(Figure collection entries)
=-=-=-=-=

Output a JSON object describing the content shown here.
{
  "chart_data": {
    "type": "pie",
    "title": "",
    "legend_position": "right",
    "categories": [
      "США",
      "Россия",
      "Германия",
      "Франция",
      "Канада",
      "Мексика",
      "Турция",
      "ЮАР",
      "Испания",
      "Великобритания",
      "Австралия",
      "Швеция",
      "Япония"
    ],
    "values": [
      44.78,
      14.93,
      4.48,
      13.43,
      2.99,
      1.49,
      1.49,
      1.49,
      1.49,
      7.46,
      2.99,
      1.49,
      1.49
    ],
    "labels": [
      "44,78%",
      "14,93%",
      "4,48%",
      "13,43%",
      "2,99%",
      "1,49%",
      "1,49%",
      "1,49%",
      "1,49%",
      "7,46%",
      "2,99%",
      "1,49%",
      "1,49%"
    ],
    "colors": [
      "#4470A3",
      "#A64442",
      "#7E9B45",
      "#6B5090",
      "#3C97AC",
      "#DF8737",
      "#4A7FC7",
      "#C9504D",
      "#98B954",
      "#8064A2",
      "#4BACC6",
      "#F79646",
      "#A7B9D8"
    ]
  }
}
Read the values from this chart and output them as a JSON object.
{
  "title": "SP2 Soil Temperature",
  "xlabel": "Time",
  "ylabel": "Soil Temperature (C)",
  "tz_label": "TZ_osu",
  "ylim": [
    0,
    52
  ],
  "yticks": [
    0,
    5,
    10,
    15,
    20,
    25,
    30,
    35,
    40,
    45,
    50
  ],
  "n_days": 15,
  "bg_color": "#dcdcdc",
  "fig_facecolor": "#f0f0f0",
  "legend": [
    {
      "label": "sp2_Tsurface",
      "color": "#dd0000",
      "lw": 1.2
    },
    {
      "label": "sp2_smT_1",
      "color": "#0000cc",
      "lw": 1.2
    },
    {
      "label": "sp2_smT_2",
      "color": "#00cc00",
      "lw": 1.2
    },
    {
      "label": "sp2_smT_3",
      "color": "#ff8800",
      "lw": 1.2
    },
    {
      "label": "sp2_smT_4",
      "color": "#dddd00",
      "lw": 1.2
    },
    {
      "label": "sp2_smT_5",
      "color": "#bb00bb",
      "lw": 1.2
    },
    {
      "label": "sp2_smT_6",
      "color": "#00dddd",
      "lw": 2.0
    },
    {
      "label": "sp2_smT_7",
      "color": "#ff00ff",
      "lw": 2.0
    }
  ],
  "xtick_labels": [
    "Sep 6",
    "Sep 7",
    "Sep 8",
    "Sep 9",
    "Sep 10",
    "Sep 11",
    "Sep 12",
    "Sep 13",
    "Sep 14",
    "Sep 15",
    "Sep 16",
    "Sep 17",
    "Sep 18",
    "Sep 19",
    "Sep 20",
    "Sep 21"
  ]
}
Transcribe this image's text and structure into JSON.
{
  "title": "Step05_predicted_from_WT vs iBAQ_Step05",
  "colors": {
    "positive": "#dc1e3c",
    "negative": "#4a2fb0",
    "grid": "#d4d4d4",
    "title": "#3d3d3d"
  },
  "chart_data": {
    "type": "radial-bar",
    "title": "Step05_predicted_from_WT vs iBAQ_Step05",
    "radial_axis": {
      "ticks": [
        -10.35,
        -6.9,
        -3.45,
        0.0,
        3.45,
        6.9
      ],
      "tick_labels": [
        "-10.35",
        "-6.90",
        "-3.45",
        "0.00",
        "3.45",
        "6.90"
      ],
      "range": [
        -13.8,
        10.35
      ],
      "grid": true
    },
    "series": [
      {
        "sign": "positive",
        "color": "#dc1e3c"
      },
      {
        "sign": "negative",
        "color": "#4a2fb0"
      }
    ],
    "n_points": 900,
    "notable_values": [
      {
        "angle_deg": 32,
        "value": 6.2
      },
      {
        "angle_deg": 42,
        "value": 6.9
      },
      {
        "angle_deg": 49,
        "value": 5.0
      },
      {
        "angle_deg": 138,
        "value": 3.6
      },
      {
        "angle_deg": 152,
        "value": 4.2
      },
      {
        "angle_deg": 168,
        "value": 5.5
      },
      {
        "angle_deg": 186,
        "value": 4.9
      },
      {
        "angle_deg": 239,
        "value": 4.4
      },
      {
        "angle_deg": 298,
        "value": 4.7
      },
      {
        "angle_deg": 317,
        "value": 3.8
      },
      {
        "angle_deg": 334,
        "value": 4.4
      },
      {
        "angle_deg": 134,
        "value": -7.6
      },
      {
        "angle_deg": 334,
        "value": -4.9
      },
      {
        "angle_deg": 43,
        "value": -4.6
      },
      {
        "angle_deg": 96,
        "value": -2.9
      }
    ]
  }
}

=-=-=-=-=

## TASK DESCRIPTION:
Extract the full listing above without alteration.

## ANSWER TO THIS EXERCISE:
Output a JSON object describing the content shown here.
{
  "chart_data": {
    "type": "pie",
    "title": "",
    "legend_position": "right",
    "categories": [
      "США",
      "Россия",
      "Германия",
      "Франция",
      "Канада",
      "Мексика",
      "Турция",
      "ЮАР",
      "Испания",
      "Великобритания",
      "Австралия",
      "Швеция",
      "Япония"
    ],
    "values": [
      44.78,
      14.93,
      4.48,
      13.43,
      2.99,
      1.49,
      1.49,
      1.49,
      1.49,
      7.46,
      2.99,
      1.49,
      1.49
    ],
    "labels": [
      "44,78%",
      "14,93%",
      "4,48%",
      "13,43%",
      "2,99%",
      "1,49%",
      "1,49%",
      "1,49%",
      "1,49%",
      "7,46%",
      "2,99%",
      "1,49%",
      "1,49%"
    ],
    "colors": [
      "#4470A3",
      "#A64442",
      "#7E9B45",
      "#6B5090",
      "#3C97AC",
      "#DF8737",
      "#4A7FC7",
      "#C9504D",
      "#98B954",
      "#8064A2",
      "#4BACC6",
      "#F79646",
      "#A7B9D8"
    ]
  }
}
Read the values from this chart and output them as a JSON object.
{
  "title": "SP2 Soil Temperature",
  "xlabel": "Time",
  "ylabel": "Soil Temperature (C)",
  "tz_label": "TZ_osu",
  "ylim": [
    0,
    52
  ],
  "yticks": [
    0,
    5,
    10,
    15,
    20,
    25,
    30,
    35,
    40,
    45,
    50
  ],
  "n_days": 15,
  "bg_color": "#dcdcdc",
  "fig_facecolor": "#f0f0f0",
  "legend": [
    {
      "label": "sp2_Tsurface",
      "color": "#dd0000",
      "lw": 1.2
    },
    {
      "label": "sp2_smT_1",
      "color": "#0000cc",
      "lw": 1.2
    },
    {
      "label": "sp2_smT_2",
      "color": "#00cc00",
      "lw": 1.2
    },
    {
      "label": "sp2_smT_3",
      "color": "#ff8800",
      "lw": 1.2
    },
    {
      "label": "sp2_smT_4",
      "color": "#dddd00",
      "lw": 1.2
    },
    {
      "label": "sp2_smT_5",
      "color": "#bb00bb",
      "lw": 1.2
    },
    {
      "label": "sp2_smT_6",
      "color": "#00dddd",
      "lw": 2.0
    },
    {
      "label": "sp2_smT_7",
      "color": "#ff00ff",
      "lw": 2.0
    }
  ],
  "xtick_labels": [
    "Sep 6",
    "Sep 7",
    "Sep 8",
    "Sep 9",
    "Sep 10",
    "Sep 11",
    "Sep 12",
    "Sep 13",
    "Sep 14",
    "Sep 15",
    "Sep 16",
    "Sep 17",
    "Sep 18",
    "Sep 19",
    "Sep 20",
    "Sep 21"
  ]
}
Transcribe this image's text and structure into JSON.
{
  "title": "Step05_predicted_from_WT vs iBAQ_Step05",
  "colors": {
    "positive": "#dc1e3c",
    "negative": "#4a2fb0",
    "grid": "#d4d4d4",
    "title": "#3d3d3d"
  },
  "chart_data": {
    "type": "radial-bar",
    "title": "Step05_predicted_from_WT vs iBAQ_Step05",
    "radial_axis": {
      "ticks": [
        -10.35,
        -6.9,
        -3.45,
        0.0,
        3.45,
        6.9
      ],
      "tick_labels": [
        "-10.35",
        "-6.90",
        "-3.45",
        "0.00",
        "3.45",
        "6.90"
      ],
      "range": [
        -13.8,
        10.35
      ],
      "grid": true
    },
    "series": [
      {
        "sign": "positive",
        "color": "#dc1e3c"
      },
      {
        "sign": "negative",
        "color": "#4a2fb0"
      }
    ],
    "n_points": 900,
    "notable_values": [
      {
        "angle_deg": 32,
        "value": 6.2
      },
      {
        "angle_deg": 42,
        "value": 6.9
      },
      {
        "angle_deg": 49,
        "value": 5.0
      },
      {
        "angle_deg": 138,
        "value": 3.6
      },
      {
        "angle_deg": 152,
        "value": 4.2
      },
      {
        "angle_deg": 168,
        "value": 5.5
      },
      {
        "angle_deg": 186,
        "value": 4.9
      },
      {
        "angle_deg": 239,
        "value": 4.4
      },
      {
        "angle_deg": 298,
        "value": 4.7
      },
      {
        "angle_deg": 317,
        "value": 3.8
      },
      {
        "angle_deg": 334,
        "value": 4.4
      },
      {
        "angle_deg": 134,
        "value": -7.6
      },
      {
        "angle_deg": 334,
        "value": -4.9
      },
      {
        "angle_deg": 43,
        "value": -4.6
      },
      {
        "angle_deg": 96,
        "value": -2.9
      }
    ]
  }
}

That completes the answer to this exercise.